* [REQUIRED TASK]: Track down the lines that contain "repository" and copy them.

start RECORDS FOR THIS TASK

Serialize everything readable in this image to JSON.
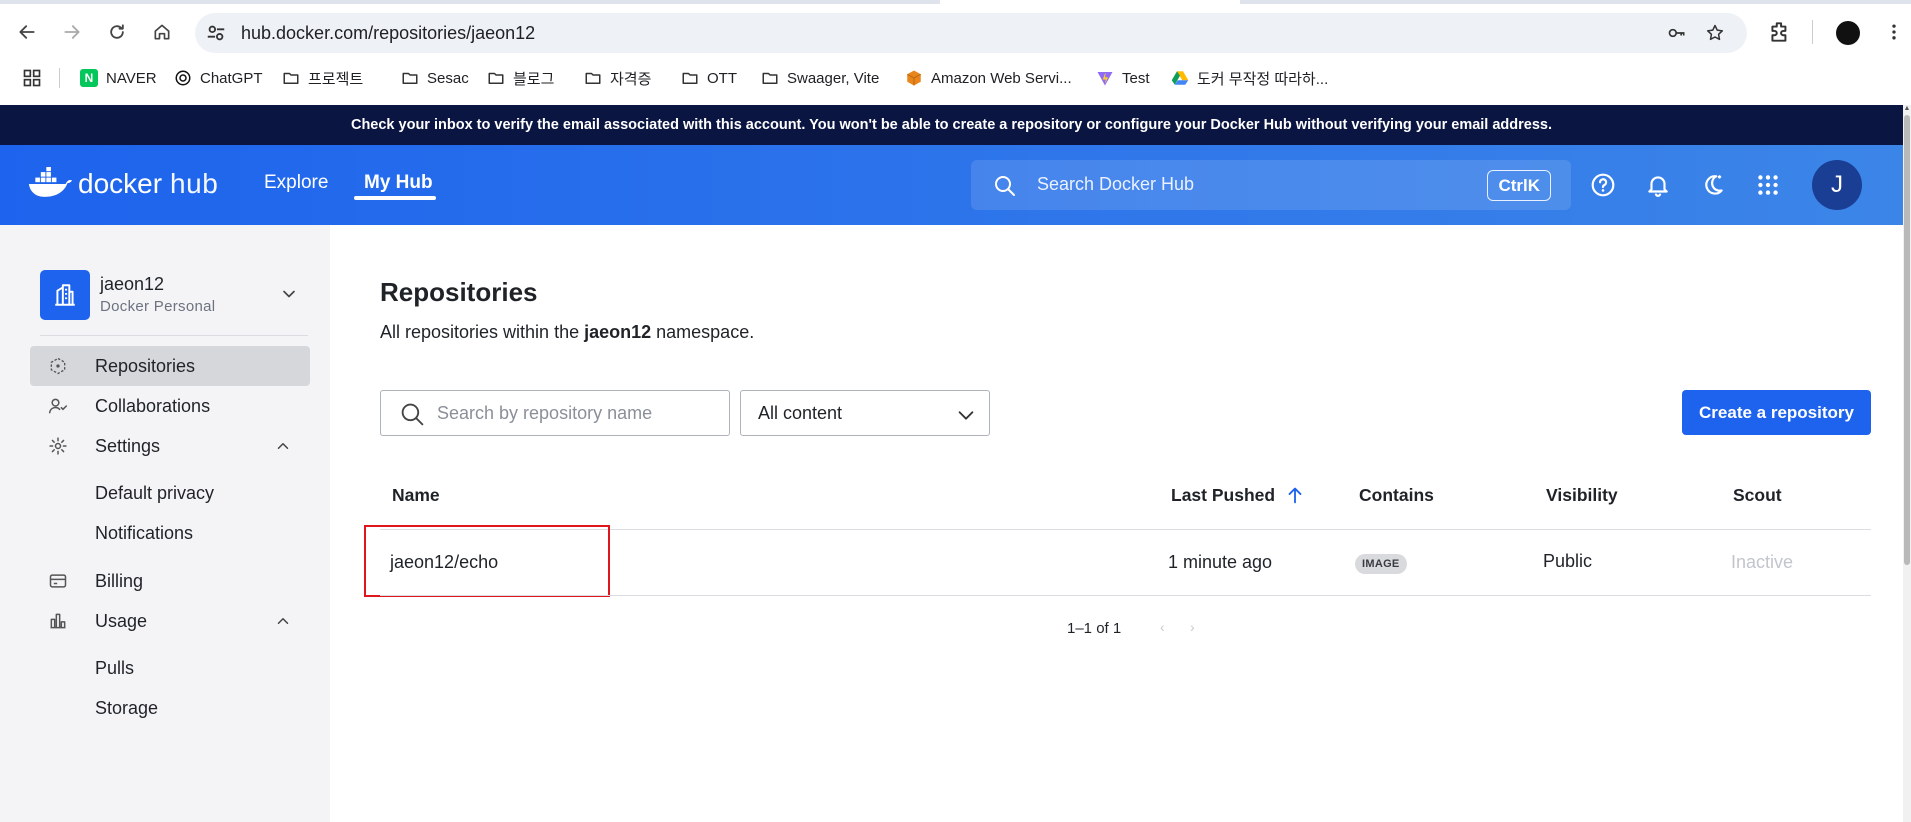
{
  "browser": {
    "url": "hub.docker.com/repositories/jaeon12",
    "bookmarks": [
      {
        "label": "NAVER",
        "icon": "naver-icon"
      },
      {
        "label": "ChatGPT",
        "icon": "chatgpt-icon"
      },
      {
        "label": "프로젝트",
        "icon": "folder-icon"
      },
      {
        "label": "Sesac",
        "icon": "folder-icon"
      },
      {
        "label": "블로그",
        "icon": "folder-icon"
      },
      {
        "label": "자격증",
        "icon": "folder-icon"
      },
      {
        "label": "OTT",
        "icon": "folder-icon"
      },
      {
        "label": "Swaager, Vite",
        "icon": "folder-icon"
      },
      {
        "label": "Amazon Web Servi...",
        "icon": "aws-icon"
      },
      {
        "label": "Test",
        "icon": "vite-icon"
      },
      {
        "label": "도커 무작정 따라하...",
        "icon": "google-drive-icon"
      }
    ]
  },
  "banner": {
    "text": "Check your inbox to verify the email associated with this account. You won't be able to create a repository or configure your Docker Hub without verifying your email address."
  },
  "header": {
    "logo_docker": "docker",
    "logo_hub": "hub",
    "nav_explore": "Explore",
    "nav_myhub": "My Hub",
    "search_placeholder": "Search Docker Hub",
    "shortcut": "CtrlK",
    "avatar_initial": "J",
    "brand_color": "#1d63ed"
  },
  "sidebar": {
    "account_name": "jaeon12",
    "account_type": "Docker Personal",
    "items": [
      {
        "label": "Repositories",
        "icon": "repositories-icon",
        "active": true
      },
      {
        "label": "Collaborations",
        "icon": "collaborations-icon"
      },
      {
        "label": "Settings",
        "icon": "gear-icon",
        "expanded": true
      },
      {
        "label": "Default privacy"
      },
      {
        "label": "Notifications"
      },
      {
        "label": "Billing",
        "icon": "billing-icon"
      },
      {
        "label": "Usage",
        "icon": "usage-icon",
        "expanded": true
      },
      {
        "label": "Pulls"
      },
      {
        "label": "Storage"
      }
    ]
  },
  "main": {
    "title": "Repositories",
    "subtitle_prefix": "All repositories within the ",
    "subtitle_namespace": "jaeon12",
    "subtitle_suffix": " namespace.",
    "search_placeholder": "Search by repository name",
    "content_filter": "All content",
    "create_button": "Create a repository",
    "table": {
      "columns": [
        "Name",
        "Last Pushed",
        "Contains",
        "Visibility",
        "Scout"
      ],
      "sort_column": "Last Pushed",
      "sort_direction": "ascending",
      "rows": [
        {
          "name": "jaeon12/echo",
          "last_pushed": "1 minute ago",
          "contains": "IMAGE",
          "visibility": "Public",
          "scout": "Inactive"
        }
      ]
    },
    "pagination": "1–1 of 1"
  }
}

end RECORDS FOR THIS TASK

* [THE RESPONSE]:
    "text": "Check your inbox to verify the email associated with this account. You won't be able to create a repository or configure your Docker Hub without verifying your email address."
    "search_placeholder": "Search by repository name",
    "create_button": "Create a repository",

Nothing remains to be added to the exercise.